▼
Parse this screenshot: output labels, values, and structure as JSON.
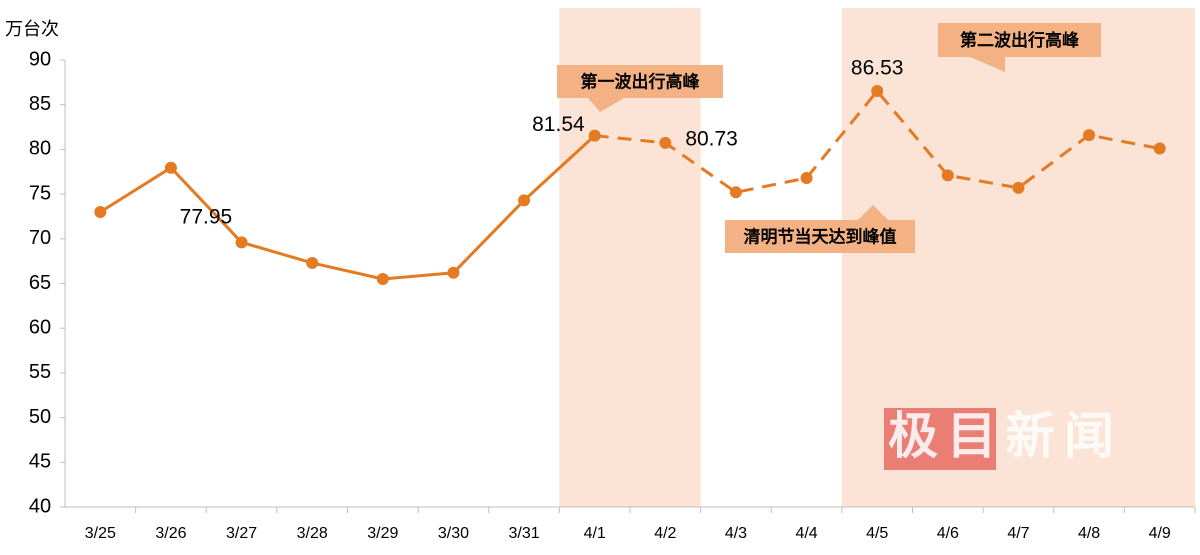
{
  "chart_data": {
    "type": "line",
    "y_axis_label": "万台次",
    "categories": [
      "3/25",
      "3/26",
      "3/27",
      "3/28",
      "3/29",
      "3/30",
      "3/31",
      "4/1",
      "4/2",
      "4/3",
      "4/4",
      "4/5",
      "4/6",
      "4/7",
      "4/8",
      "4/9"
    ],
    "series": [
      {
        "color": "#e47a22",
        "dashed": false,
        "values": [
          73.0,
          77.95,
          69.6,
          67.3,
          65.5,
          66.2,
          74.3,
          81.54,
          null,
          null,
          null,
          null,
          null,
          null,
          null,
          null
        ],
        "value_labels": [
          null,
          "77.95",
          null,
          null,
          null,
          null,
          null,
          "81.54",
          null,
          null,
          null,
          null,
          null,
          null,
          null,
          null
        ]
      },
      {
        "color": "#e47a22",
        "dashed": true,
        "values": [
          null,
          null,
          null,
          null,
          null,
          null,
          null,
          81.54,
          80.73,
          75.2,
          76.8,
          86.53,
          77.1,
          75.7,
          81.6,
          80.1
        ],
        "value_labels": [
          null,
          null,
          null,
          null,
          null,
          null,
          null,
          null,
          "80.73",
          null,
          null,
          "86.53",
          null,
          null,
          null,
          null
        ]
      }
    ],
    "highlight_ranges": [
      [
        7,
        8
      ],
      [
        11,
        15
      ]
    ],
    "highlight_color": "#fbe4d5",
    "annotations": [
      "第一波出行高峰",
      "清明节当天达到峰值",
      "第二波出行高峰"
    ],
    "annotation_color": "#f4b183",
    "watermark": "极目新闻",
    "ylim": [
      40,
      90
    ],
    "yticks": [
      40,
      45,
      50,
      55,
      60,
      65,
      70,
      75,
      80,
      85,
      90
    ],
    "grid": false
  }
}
▲
▶ _PROBLEM REQUIREMENTS_
Give back each entry exactly as it appears, with no pictures.

▶ _TASK SOLUTION_
Parse this screenshot: output labels, values, and structure as JSON.
{
  "chart_data": {
    "type": "line",
    "y_axis_label": "万台次",
    "categories": [
      "3/25",
      "3/26",
      "3/27",
      "3/28",
      "3/29",
      "3/30",
      "3/31",
      "4/1",
      "4/2",
      "4/3",
      "4/4",
      "4/5",
      "4/6",
      "4/7",
      "4/8",
      "4/9"
    ],
    "series": [
      {
        "color": "#e47a22",
        "dashed": false,
        "values": [
          73.0,
          77.95,
          69.6,
          67.3,
          65.5,
          66.2,
          74.3,
          81.54,
          null,
          null,
          null,
          null,
          null,
          null,
          null,
          null
        ],
        "value_labels": [
          null,
          "77.95",
          null,
          null,
          null,
          null,
          null,
          "81.54",
          null,
          null,
          null,
          null,
          null,
          null,
          null,
          null
        ]
      },
      {
        "color": "#e47a22",
        "dashed": true,
        "values": [
          null,
          null,
          null,
          null,
          null,
          null,
          null,
          81.54,
          80.73,
          75.2,
          76.8,
          86.53,
          77.1,
          75.7,
          81.6,
          80.1
        ],
        "value_labels": [
          null,
          null,
          null,
          null,
          null,
          null,
          null,
          null,
          "80.73",
          null,
          null,
          "86.53",
          null,
          null,
          null,
          null
        ]
      }
    ],
    "highlight_ranges": [
      [
        7,
        8
      ],
      [
        11,
        15
      ]
    ],
    "highlight_color": "#fbe4d5",
    "annotations": [
      "第一波出行高峰",
      "清明节当天达到峰值",
      "第二波出行高峰"
    ],
    "annotation_color": "#f4b183",
    "watermark": "极目新闻",
    "ylim": [
      40,
      90
    ],
    "yticks": [
      40,
      45,
      50,
      55,
      60,
      65,
      70,
      75,
      80,
      85,
      90
    ],
    "grid": false
  }
}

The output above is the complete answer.